(Dataset rows)

— Begin —

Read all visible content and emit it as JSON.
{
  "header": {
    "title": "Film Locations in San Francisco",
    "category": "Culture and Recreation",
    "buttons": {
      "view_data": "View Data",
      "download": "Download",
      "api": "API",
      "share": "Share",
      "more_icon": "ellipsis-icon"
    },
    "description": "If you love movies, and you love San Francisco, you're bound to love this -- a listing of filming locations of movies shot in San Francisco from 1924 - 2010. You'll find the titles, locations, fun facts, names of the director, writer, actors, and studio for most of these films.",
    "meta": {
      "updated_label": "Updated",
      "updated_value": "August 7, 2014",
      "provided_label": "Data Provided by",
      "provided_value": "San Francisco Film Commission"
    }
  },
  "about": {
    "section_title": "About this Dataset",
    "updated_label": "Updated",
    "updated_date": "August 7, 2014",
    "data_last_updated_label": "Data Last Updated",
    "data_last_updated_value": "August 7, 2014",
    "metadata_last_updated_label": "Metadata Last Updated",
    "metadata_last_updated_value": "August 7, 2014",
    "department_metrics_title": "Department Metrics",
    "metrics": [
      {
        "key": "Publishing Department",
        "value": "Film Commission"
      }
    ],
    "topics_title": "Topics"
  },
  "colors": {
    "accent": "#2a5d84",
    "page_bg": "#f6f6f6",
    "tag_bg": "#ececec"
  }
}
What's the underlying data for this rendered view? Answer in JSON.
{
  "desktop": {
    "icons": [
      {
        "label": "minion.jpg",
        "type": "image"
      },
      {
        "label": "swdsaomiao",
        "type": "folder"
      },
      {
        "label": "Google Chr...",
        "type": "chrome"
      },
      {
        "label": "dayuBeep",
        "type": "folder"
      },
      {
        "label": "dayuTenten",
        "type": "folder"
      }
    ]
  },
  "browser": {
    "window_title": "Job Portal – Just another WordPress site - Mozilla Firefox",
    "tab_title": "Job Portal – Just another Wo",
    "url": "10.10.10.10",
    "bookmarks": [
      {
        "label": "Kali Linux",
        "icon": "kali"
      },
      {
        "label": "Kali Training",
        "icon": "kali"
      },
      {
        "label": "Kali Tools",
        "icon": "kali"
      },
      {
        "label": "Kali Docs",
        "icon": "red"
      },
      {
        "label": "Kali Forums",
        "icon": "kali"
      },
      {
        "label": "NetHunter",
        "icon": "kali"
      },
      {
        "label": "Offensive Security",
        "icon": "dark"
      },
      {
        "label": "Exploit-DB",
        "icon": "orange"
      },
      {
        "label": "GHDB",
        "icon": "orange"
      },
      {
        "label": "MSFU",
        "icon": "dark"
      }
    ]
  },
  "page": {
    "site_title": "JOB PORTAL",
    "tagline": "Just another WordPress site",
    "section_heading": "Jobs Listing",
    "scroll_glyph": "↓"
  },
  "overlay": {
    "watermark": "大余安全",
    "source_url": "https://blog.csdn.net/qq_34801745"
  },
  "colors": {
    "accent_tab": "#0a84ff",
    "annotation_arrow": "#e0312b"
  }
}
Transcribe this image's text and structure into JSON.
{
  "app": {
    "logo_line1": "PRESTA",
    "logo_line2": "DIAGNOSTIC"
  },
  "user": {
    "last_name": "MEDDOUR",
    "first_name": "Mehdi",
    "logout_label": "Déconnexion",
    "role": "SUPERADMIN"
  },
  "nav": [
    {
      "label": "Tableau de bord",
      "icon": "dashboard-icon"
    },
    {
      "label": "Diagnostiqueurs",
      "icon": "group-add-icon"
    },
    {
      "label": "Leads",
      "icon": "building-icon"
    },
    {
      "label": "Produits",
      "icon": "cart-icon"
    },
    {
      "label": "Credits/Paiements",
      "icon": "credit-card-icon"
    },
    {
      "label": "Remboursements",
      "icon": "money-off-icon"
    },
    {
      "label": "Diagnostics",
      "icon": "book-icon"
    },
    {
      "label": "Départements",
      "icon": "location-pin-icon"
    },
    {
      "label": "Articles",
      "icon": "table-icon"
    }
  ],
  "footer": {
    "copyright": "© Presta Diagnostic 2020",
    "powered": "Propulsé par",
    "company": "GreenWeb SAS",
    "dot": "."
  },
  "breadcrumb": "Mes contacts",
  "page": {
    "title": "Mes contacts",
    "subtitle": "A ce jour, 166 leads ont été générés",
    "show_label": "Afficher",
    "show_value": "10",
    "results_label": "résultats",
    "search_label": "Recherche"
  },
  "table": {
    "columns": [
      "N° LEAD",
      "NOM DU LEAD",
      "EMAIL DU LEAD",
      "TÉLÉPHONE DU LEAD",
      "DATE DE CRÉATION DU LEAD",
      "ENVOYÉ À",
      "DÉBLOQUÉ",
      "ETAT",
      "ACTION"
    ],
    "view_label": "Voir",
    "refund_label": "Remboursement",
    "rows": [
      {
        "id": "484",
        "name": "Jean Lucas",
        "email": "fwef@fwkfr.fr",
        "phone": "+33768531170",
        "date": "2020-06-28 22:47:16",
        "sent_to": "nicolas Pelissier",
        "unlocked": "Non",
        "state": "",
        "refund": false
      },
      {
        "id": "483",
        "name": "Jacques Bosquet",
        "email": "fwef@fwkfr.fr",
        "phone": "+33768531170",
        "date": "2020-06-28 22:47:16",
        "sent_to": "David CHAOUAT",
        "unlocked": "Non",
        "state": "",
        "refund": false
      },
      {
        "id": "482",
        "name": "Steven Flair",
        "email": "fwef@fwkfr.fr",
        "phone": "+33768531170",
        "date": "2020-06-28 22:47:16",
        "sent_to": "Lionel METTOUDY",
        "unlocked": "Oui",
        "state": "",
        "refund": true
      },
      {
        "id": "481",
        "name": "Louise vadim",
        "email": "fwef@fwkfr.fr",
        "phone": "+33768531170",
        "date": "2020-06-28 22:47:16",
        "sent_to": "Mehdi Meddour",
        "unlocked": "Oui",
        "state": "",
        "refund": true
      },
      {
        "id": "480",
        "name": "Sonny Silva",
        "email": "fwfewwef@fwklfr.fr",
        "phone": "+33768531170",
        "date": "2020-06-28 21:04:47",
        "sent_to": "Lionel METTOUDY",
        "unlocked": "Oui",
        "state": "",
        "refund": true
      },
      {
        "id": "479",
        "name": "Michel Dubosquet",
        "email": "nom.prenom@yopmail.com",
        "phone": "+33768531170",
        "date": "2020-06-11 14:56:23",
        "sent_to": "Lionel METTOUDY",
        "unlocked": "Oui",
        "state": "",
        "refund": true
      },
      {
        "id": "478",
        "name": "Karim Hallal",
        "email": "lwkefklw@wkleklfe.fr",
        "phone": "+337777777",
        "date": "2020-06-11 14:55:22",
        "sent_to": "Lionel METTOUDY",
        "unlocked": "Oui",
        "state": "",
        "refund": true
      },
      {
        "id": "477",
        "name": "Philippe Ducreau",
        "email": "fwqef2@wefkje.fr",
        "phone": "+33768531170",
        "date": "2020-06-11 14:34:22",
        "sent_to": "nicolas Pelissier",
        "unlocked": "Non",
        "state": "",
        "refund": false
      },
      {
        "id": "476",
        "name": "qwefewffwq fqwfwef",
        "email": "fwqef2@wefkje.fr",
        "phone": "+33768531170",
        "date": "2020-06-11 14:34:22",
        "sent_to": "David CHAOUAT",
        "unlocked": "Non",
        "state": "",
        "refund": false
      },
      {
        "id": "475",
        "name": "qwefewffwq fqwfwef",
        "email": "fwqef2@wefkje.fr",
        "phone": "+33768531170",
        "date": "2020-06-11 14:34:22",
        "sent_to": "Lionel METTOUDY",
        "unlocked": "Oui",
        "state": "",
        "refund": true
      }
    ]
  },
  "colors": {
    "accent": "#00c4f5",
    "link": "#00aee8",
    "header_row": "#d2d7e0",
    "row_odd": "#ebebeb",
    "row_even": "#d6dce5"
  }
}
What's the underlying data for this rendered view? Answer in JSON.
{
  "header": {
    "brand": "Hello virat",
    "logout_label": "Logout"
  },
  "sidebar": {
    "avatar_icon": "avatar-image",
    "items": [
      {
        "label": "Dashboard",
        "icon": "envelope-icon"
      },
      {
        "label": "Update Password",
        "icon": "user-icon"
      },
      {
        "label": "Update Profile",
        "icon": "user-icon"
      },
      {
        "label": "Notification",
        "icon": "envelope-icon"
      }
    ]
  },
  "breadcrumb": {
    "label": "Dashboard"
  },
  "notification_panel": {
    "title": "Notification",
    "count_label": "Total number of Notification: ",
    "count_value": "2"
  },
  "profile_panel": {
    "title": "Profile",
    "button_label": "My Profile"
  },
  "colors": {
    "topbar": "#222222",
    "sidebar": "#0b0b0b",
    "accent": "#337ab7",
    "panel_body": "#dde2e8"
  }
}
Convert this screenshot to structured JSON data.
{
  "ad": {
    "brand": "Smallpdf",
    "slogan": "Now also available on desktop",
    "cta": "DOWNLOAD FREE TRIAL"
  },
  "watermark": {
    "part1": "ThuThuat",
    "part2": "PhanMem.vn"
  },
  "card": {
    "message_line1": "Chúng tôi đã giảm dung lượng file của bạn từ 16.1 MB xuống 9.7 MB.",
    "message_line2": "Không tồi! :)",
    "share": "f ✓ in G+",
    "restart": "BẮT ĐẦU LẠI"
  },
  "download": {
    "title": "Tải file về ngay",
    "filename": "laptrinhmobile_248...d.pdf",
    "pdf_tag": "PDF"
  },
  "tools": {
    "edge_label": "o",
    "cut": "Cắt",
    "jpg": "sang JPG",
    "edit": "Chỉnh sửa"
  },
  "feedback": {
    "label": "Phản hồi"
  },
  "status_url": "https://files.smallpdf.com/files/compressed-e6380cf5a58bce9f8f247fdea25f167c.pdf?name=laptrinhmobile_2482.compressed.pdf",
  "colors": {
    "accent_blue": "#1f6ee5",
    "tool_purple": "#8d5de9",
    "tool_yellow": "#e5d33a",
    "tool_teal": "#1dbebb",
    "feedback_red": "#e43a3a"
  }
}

— End —

Your objective: Review the material and copy each line in which the word "https" appears.

Answer in full:
    "source_url": "https://blog.csdn.net/qq_34801745"
  "status_url": "https://files.smallpdf.com/files/compressed-e6380cf5a58bce9f8f247fdea25f167c.pdf?name=laptrinhmobile_2482.compressed.pdf",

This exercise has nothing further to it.